--- start of Exercise data ---

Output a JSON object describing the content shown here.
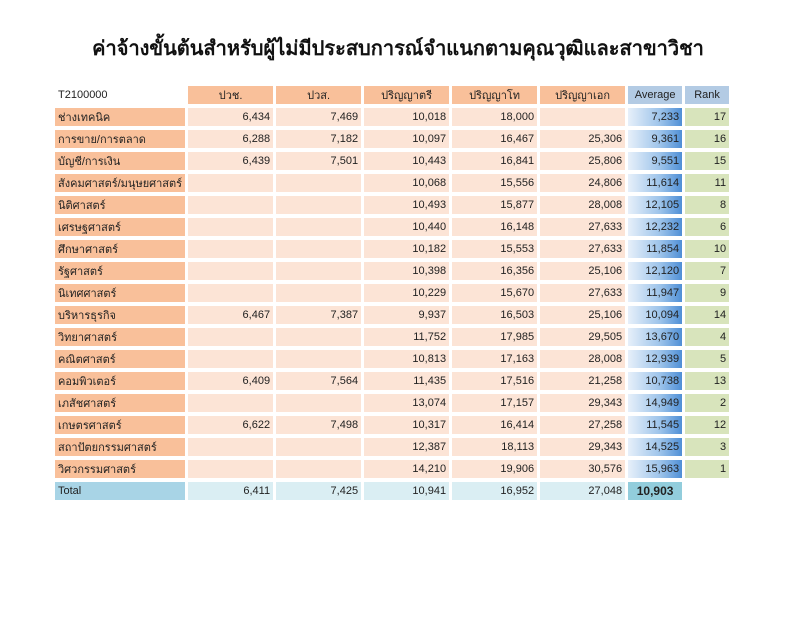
{
  "title": "ค่าจ้างขั้นต้นสำหรับผู้ไม่มีประสบการณ์จำแนกตามคุณวุฒิและสาขาวิชา",
  "table": {
    "code": "T2100000",
    "headers": [
      "ปวช.",
      "ปวส.",
      "ปริญญาตรี",
      "ปริญญาโท",
      "ปริญญาเอก",
      "Average",
      "Rank"
    ],
    "rows": [
      {
        "label": "ช่างเทคนิค",
        "vals": [
          "6,434",
          "7,469",
          "10,018",
          "18,000",
          ""
        ],
        "avg": "7,233",
        "rank": "17"
      },
      {
        "label": "การขาย/การตลาด",
        "vals": [
          "6,288",
          "7,182",
          "10,097",
          "16,467",
          "25,306"
        ],
        "avg": "9,361",
        "rank": "16"
      },
      {
        "label": "บัญชี/การเงิน",
        "vals": [
          "6,439",
          "7,501",
          "10,443",
          "16,841",
          "25,806"
        ],
        "avg": "9,551",
        "rank": "15"
      },
      {
        "label": "สังคมศาสตร์/มนุษยศาสตร์",
        "vals": [
          "",
          "",
          "10,068",
          "15,556",
          "24,806"
        ],
        "avg": "11,614",
        "rank": "11"
      },
      {
        "label": "นิติศาสตร์",
        "vals": [
          "",
          "",
          "10,493",
          "15,877",
          "28,008"
        ],
        "avg": "12,105",
        "rank": "8"
      },
      {
        "label": "เศรษฐศาสตร์",
        "vals": [
          "",
          "",
          "10,440",
          "16,148",
          "27,633"
        ],
        "avg": "12,232",
        "rank": "6"
      },
      {
        "label": "ศึกษาศาสตร์",
        "vals": [
          "",
          "",
          "10,182",
          "15,553",
          "27,633"
        ],
        "avg": "11,854",
        "rank": "10"
      },
      {
        "label": "รัฐศาสตร์",
        "vals": [
          "",
          "",
          "10,398",
          "16,356",
          "25,106"
        ],
        "avg": "12,120",
        "rank": "7"
      },
      {
        "label": "นิเทศศาสตร์",
        "vals": [
          "",
          "",
          "10,229",
          "15,670",
          "27,633"
        ],
        "avg": "11,947",
        "rank": "9"
      },
      {
        "label": "บริหารธุรกิจ",
        "vals": [
          "6,467",
          "7,387",
          "9,937",
          "16,503",
          "25,106"
        ],
        "avg": "10,094",
        "rank": "14"
      },
      {
        "label": "วิทยาศาสตร์",
        "vals": [
          "",
          "",
          "11,752",
          "17,985",
          "29,505"
        ],
        "avg": "13,670",
        "rank": "4"
      },
      {
        "label": "คณิตศาสตร์",
        "vals": [
          "",
          "",
          "10,813",
          "17,163",
          "28,008"
        ],
        "avg": "12,939",
        "rank": "5"
      },
      {
        "label": "คอมพิวเตอร์",
        "vals": [
          "6,409",
          "7,564",
          "11,435",
          "17,516",
          "21,258"
        ],
        "avg": "10,738",
        "rank": "13"
      },
      {
        "label": "เภสัชศาสตร์",
        "vals": [
          "",
          "",
          "13,074",
          "17,157",
          "29,343"
        ],
        "avg": "14,949",
        "rank": "2"
      },
      {
        "label": "เกษตรศาสตร์",
        "vals": [
          "6,622",
          "7,498",
          "10,317",
          "16,414",
          "27,258"
        ],
        "avg": "11,545",
        "rank": "12"
      },
      {
        "label": "สถาปัตยกรรมศาสตร์",
        "vals": [
          "",
          "",
          "12,387",
          "18,113",
          "29,343"
        ],
        "avg": "14,525",
        "rank": "3"
      },
      {
        "label": "วิศวกรรมศาสตร์",
        "vals": [
          "",
          "",
          "14,210",
          "19,906",
          "30,576"
        ],
        "avg": "15,963",
        "rank": "1"
      }
    ],
    "total": {
      "label": "Total",
      "vals": [
        "6,411",
        "7,425",
        "10,941",
        "16,952",
        "27,048"
      ],
      "avg": "10,903"
    }
  }
}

--- end of Exercise data ---

▶ **Exercise objective**:
All of the entries need to be transcribed word for word; pictures are left out.

▶ **Exercise answer**:
Output a JSON object describing the content shown here.
{
  "title": "ค่าจ้างขั้นต้นสำหรับผู้ไม่มีประสบการณ์จำแนกตามคุณวุฒิและสาขาวิชา",
  "table": {
    "code": "T2100000",
    "headers": [
      "ปวช.",
      "ปวส.",
      "ปริญญาตรี",
      "ปริญญาโท",
      "ปริญญาเอก",
      "Average",
      "Rank"
    ],
    "rows": [
      {
        "label": "ช่างเทคนิค",
        "vals": [
          "6,434",
          "7,469",
          "10,018",
          "18,000",
          ""
        ],
        "avg": "7,233",
        "rank": "17"
      },
      {
        "label": "การขาย/การตลาด",
        "vals": [
          "6,288",
          "7,182",
          "10,097",
          "16,467",
          "25,306"
        ],
        "avg": "9,361",
        "rank": "16"
      },
      {
        "label": "บัญชี/การเงิน",
        "vals": [
          "6,439",
          "7,501",
          "10,443",
          "16,841",
          "25,806"
        ],
        "avg": "9,551",
        "rank": "15"
      },
      {
        "label": "สังคมศาสตร์/มนุษยศาสตร์",
        "vals": [
          "",
          "",
          "10,068",
          "15,556",
          "24,806"
        ],
        "avg": "11,614",
        "rank": "11"
      },
      {
        "label": "นิติศาสตร์",
        "vals": [
          "",
          "",
          "10,493",
          "15,877",
          "28,008"
        ],
        "avg": "12,105",
        "rank": "8"
      },
      {
        "label": "เศรษฐศาสตร์",
        "vals": [
          "",
          "",
          "10,440",
          "16,148",
          "27,633"
        ],
        "avg": "12,232",
        "rank": "6"
      },
      {
        "label": "ศึกษาศาสตร์",
        "vals": [
          "",
          "",
          "10,182",
          "15,553",
          "27,633"
        ],
        "avg": "11,854",
        "rank": "10"
      },
      {
        "label": "รัฐศาสตร์",
        "vals": [
          "",
          "",
          "10,398",
          "16,356",
          "25,106"
        ],
        "avg": "12,120",
        "rank": "7"
      },
      {
        "label": "นิเทศศาสตร์",
        "vals": [
          "",
          "",
          "10,229",
          "15,670",
          "27,633"
        ],
        "avg": "11,947",
        "rank": "9"
      },
      {
        "label": "บริหารธุรกิจ",
        "vals": [
          "6,467",
          "7,387",
          "9,937",
          "16,503",
          "25,106"
        ],
        "avg": "10,094",
        "rank": "14"
      },
      {
        "label": "วิทยาศาสตร์",
        "vals": [
          "",
          "",
          "11,752",
          "17,985",
          "29,505"
        ],
        "avg": "13,670",
        "rank": "4"
      },
      {
        "label": "คณิตศาสตร์",
        "vals": [
          "",
          "",
          "10,813",
          "17,163",
          "28,008"
        ],
        "avg": "12,939",
        "rank": "5"
      },
      {
        "label": "คอมพิวเตอร์",
        "vals": [
          "6,409",
          "7,564",
          "11,435",
          "17,516",
          "21,258"
        ],
        "avg": "10,738",
        "rank": "13"
      },
      {
        "label": "เภสัชศาสตร์",
        "vals": [
          "",
          "",
          "13,074",
          "17,157",
          "29,343"
        ],
        "avg": "14,949",
        "rank": "2"
      },
      {
        "label": "เกษตรศาสตร์",
        "vals": [
          "6,622",
          "7,498",
          "10,317",
          "16,414",
          "27,258"
        ],
        "avg": "11,545",
        "rank": "12"
      },
      {
        "label": "สถาปัตยกรรมศาสตร์",
        "vals": [
          "",
          "",
          "12,387",
          "18,113",
          "29,343"
        ],
        "avg": "14,525",
        "rank": "3"
      },
      {
        "label": "วิศวกรรมศาสตร์",
        "vals": [
          "",
          "",
          "14,210",
          "19,906",
          "30,576"
        ],
        "avg": "15,963",
        "rank": "1"
      }
    ],
    "total": {
      "label": "Total",
      "vals": [
        "6,411",
        "7,425",
        "10,941",
        "16,952",
        "27,048"
      ],
      "avg": "10,903"
    }
  }
}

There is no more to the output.